• _Provided records_:

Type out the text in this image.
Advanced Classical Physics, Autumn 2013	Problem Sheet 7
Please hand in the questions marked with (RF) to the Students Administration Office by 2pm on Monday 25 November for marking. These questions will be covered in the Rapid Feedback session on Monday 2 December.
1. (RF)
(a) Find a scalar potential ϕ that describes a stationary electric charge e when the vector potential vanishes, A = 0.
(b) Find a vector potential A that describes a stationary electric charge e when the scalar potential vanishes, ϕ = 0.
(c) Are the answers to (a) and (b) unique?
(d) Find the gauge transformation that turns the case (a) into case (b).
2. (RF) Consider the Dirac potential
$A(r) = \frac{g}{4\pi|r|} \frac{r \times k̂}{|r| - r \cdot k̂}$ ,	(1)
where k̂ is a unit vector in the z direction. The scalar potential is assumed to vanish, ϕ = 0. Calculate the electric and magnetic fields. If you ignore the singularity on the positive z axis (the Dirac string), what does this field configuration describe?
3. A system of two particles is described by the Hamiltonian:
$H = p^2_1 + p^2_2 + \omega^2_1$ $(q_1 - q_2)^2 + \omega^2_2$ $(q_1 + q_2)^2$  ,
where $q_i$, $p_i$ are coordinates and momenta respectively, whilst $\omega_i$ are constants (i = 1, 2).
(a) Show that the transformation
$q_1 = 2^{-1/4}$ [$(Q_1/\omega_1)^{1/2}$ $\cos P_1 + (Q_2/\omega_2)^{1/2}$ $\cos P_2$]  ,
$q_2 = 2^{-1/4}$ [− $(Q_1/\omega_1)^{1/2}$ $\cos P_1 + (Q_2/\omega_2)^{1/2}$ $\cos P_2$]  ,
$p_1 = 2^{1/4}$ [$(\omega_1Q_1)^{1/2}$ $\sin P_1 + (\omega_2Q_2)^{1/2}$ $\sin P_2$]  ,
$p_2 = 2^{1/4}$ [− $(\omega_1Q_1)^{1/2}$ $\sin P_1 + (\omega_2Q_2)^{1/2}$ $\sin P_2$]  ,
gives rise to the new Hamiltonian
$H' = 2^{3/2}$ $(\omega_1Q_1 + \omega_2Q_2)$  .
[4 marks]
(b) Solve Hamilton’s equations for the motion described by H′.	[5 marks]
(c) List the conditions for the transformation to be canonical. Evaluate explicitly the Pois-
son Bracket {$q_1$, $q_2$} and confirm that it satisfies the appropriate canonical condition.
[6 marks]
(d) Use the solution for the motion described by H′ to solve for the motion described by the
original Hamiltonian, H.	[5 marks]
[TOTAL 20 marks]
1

• _Written problem_:
Transcribe every record above exactly as it appears.

• _Task answer_:
Type out the text in this image.
Advanced Classical Physics, Autumn 2013	Problem Sheet 7
Please hand in the questions marked with (RF) to the Students Administration Office by 2pm on Monday 25 November for marking. These questions will be covered in the Rapid Feedback session on Monday 2 December.
1. (RF)
(a) Find a scalar potential ϕ that describes a stationary electric charge e when the vector potential vanishes, A = 0.
(b) Find a vector potential A that describes a stationary electric charge e when the scalar potential vanishes, ϕ = 0.
(c) Are the answers to (a) and (b) unique?
(d) Find the gauge transformation that turns the case (a) into case (b).
2. (RF) Consider the Dirac potential
$A(r) = \frac{g}{4\pi|r|} \frac{r \times k̂}{|r| - r \cdot k̂}$ ,	(1)
where k̂ is a unit vector in the z direction. The scalar potential is assumed to vanish, ϕ = 0. Calculate the electric and magnetic fields. If you ignore the singularity on the positive z axis (the Dirac string), what does this field configuration describe?
3. A system of two particles is described by the Hamiltonian:
$H = p^2_1 + p^2_2 + \omega^2_1$ $(q_1 - q_2)^2 + \omega^2_2$ $(q_1 + q_2)^2$  ,
where $q_i$, $p_i$ are coordinates and momenta respectively, whilst $\omega_i$ are constants (i = 1, 2).
(a) Show that the transformation
$q_1 = 2^{-1/4}$ [$(Q_1/\omega_1)^{1/2}$ $\cos P_1 + (Q_2/\omega_2)^{1/2}$ $\cos P_2$]  ,
$q_2 = 2^{-1/4}$ [− $(Q_1/\omega_1)^{1/2}$ $\cos P_1 + (Q_2/\omega_2)^{1/2}$ $\cos P_2$]  ,
$p_1 = 2^{1/4}$ [$(\omega_1Q_1)^{1/2}$ $\sin P_1 + (\omega_2Q_2)^{1/2}$ $\sin P_2$]  ,
$p_2 = 2^{1/4}$ [− $(\omega_1Q_1)^{1/2}$ $\sin P_1 + (\omega_2Q_2)^{1/2}$ $\sin P_2$]  ,
gives rise to the new Hamiltonian
$H' = 2^{3/2}$ $(\omega_1Q_1 + \omega_2Q_2)$  .
[4 marks]
(b) Solve Hamilton’s equations for the motion described by H′.	[5 marks]
(c) List the conditions for the transformation to be canonical. Evaluate explicitly the Pois-
son Bracket {$q_1$, $q_2$} and confirm that it satisfies the appropriate canonical condition.
[6 marks]
(d) Use the solution for the motion described by H′ to solve for the motion described by the
original Hamiltonian, H.	[5 marks]
[TOTAL 20 marks]
1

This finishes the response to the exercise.